- SHORT PROBLEM -
Copy the records below exactly as they are written.

## Begin GIVEN INFORMATION

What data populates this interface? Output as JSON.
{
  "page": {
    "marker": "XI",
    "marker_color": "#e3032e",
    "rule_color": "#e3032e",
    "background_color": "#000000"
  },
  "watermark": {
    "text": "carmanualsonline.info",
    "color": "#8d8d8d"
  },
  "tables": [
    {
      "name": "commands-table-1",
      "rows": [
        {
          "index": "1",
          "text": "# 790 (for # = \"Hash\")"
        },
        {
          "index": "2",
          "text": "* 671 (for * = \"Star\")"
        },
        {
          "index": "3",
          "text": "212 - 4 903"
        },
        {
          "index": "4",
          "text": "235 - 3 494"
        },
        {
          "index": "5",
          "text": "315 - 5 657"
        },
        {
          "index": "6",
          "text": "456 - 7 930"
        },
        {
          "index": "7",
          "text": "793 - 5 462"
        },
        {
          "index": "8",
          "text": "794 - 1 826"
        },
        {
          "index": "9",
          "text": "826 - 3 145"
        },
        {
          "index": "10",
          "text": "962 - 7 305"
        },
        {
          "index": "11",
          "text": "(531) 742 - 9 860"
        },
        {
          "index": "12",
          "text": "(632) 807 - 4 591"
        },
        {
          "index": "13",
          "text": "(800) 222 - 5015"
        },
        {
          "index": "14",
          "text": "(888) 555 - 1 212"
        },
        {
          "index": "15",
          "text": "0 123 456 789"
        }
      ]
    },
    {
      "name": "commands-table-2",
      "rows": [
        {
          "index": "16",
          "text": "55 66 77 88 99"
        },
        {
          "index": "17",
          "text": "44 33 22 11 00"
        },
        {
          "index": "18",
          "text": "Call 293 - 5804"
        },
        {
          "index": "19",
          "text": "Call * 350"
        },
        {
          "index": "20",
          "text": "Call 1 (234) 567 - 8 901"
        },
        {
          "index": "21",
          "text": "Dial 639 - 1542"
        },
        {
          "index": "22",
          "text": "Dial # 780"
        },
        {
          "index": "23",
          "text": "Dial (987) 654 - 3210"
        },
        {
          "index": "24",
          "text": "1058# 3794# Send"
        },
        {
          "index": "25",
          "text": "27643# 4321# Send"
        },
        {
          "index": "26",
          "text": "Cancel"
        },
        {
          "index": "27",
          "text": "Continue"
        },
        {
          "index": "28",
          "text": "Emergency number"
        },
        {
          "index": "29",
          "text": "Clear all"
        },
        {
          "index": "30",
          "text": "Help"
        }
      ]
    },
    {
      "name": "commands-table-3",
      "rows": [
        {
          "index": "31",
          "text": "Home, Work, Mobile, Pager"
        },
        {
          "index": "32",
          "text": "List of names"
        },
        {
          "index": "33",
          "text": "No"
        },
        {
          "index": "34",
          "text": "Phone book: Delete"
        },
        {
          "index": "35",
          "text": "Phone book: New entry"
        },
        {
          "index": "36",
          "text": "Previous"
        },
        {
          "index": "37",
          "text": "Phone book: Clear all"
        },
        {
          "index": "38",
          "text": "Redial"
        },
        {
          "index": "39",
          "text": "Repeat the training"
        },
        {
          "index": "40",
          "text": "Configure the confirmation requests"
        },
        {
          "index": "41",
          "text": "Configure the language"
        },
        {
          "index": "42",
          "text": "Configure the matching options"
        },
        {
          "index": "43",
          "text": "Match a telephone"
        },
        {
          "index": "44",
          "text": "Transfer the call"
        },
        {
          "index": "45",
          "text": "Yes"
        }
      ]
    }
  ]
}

## End GIVEN INFORMATION

- ANSWER -
What data populates this interface? Output as JSON.
{
  "page": {
    "marker": "XI",
    "marker_color": "#e3032e",
    "rule_color": "#e3032e",
    "background_color": "#000000"
  },
  "watermark": {
    "text": "carmanualsonline.info",
    "color": "#8d8d8d"
  },
  "tables": [
    {
      "name": "commands-table-1",
      "rows": [
        {
          "index": "1",
          "text": "# 790 (for # = \"Hash\")"
        },
        {
          "index": "2",
          "text": "* 671 (for * = \"Star\")"
        },
        {
          "index": "3",
          "text": "212 - 4 903"
        },
        {
          "index": "4",
          "text": "235 - 3 494"
        },
        {
          "index": "5",
          "text": "315 - 5 657"
        },
        {
          "index": "6",
          "text": "456 - 7 930"
        },
        {
          "index": "7",
          "text": "793 - 5 462"
        },
        {
          "index": "8",
          "text": "794 - 1 826"
        },
        {
          "index": "9",
          "text": "826 - 3 145"
        },
        {
          "index": "10",
          "text": "962 - 7 305"
        },
        {
          "index": "11",
          "text": "(531) 742 - 9 860"
        },
        {
          "index": "12",
          "text": "(632) 807 - 4 591"
        },
        {
          "index": "13",
          "text": "(800) 222 - 5015"
        },
        {
          "index": "14",
          "text": "(888) 555 - 1 212"
        },
        {
          "index": "15",
          "text": "0 123 456 789"
        }
      ]
    },
    {
      "name": "commands-table-2",
      "rows": [
        {
          "index": "16",
          "text": "55 66 77 88 99"
        },
        {
          "index": "17",
          "text": "44 33 22 11 00"
        },
        {
          "index": "18",
          "text": "Call 293 - 5804"
        },
        {
          "index": "19",
          "text": "Call * 350"
        },
        {
          "index": "20",
          "text": "Call 1 (234) 567 - 8 901"
        },
        {
          "index": "21",
          "text": "Dial 639 - 1542"
        },
        {
          "index": "22",
          "text": "Dial # 780"
        },
        {
          "index": "23",
          "text": "Dial (987) 654 - 3210"
        },
        {
          "index": "24",
          "text": "1058# 3794# Send"
        },
        {
          "index": "25",
          "text": "27643# 4321# Send"
        },
        {
          "index": "26",
          "text": "Cancel"
        },
        {
          "index": "27",
          "text": "Continue"
        },
        {
          "index": "28",
          "text": "Emergency number"
        },
        {
          "index": "29",
          "text": "Clear all"
        },
        {
          "index": "30",
          "text": "Help"
        }
      ]
    },
    {
      "name": "commands-table-3",
      "rows": [
        {
          "index": "31",
          "text": "Home, Work, Mobile, Pager"
        },
        {
          "index": "32",
          "text": "List of names"
        },
        {
          "index": "33",
          "text": "No"
        },
        {
          "index": "34",
          "text": "Phone book: Delete"
        },
        {
          "index": "35",
          "text": "Phone book: New entry"
        },
        {
          "index": "36",
          "text": "Previous"
        },
        {
          "index": "37",
          "text": "Phone book: Clear all"
        },
        {
          "index": "38",
          "text": "Redial"
        },
        {
          "index": "39",
          "text": "Repeat the training"
        },
        {
          "index": "40",
          "text": "Configure the confirmation requests"
        },
        {
          "index": "41",
          "text": "Configure the language"
        },
        {
          "index": "42",
          "text": "Configure the matching options"
        },
        {
          "index": "43",
          "text": "Match a telephone"
        },
        {
          "index": "44",
          "text": "Transfer the call"
        },
        {
          "index": "45",
          "text": "Yes"
        }
      ]
    }
  ]
}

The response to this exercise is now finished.